_What you should do_
Look through the data below. Show each line where the string "Evalúa" occurs.

_Data for processing_
• • • • •
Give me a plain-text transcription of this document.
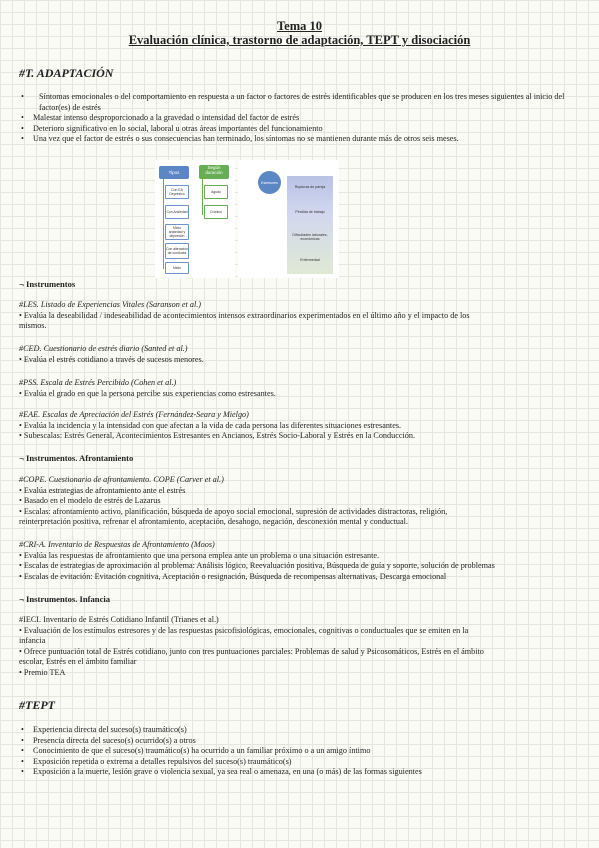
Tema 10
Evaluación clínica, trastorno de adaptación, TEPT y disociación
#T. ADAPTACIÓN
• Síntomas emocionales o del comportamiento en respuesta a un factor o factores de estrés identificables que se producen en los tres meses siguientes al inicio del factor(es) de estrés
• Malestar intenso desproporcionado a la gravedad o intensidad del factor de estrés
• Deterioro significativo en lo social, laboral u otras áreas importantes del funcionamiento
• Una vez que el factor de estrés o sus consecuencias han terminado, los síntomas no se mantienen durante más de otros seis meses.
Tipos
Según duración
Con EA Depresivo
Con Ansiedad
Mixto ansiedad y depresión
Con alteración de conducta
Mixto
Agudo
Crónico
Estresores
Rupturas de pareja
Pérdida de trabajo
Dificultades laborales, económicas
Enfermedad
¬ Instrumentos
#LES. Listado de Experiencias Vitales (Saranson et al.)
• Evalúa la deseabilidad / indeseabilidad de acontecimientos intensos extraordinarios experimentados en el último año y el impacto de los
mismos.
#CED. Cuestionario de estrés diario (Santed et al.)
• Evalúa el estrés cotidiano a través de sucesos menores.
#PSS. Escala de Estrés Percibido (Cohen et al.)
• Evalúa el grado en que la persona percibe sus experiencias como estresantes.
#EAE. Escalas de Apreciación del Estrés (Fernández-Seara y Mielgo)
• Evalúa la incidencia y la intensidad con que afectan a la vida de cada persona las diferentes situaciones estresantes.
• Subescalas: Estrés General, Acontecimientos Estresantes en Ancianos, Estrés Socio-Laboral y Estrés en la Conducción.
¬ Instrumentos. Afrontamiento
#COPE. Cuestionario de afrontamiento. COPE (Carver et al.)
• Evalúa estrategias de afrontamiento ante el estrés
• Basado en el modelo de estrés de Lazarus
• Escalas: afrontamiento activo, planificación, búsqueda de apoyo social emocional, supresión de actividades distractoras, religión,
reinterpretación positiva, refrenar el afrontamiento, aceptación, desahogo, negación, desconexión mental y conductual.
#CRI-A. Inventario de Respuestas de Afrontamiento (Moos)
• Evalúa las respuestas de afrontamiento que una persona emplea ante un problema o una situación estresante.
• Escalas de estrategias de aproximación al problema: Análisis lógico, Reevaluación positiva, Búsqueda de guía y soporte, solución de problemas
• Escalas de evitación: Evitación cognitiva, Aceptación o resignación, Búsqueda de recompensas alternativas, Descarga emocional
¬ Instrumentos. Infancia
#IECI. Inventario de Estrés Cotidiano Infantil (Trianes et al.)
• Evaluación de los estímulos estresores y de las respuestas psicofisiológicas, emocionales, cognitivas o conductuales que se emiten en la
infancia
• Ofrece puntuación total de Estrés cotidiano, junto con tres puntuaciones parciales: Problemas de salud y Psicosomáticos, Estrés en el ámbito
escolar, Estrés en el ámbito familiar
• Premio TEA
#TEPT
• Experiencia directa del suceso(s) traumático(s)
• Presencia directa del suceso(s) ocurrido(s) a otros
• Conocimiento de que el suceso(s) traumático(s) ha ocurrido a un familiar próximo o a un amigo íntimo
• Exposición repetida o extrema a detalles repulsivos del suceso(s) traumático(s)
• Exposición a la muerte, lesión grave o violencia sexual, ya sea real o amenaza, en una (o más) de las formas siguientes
• • • • •
_Exercise solution_
• Evalúa la deseabilidad / indeseabilidad de acontecimientos intensos extraordinarios experimentados en el último año y el impacto de los
• Evalúa el estrés cotidiano a través de sucesos menores.
• Evalúa el grado en que la persona percibe sus experiencias como estresantes.
• Evalúa la incidencia y la intensidad con que afectan a la vida de cada persona las diferentes situaciones estresantes.
• Evalúa estrategias de afrontamiento ante el estrés
• Evalúa las respuestas de afrontamiento que una persona emplea ante un problema o una situación estresante.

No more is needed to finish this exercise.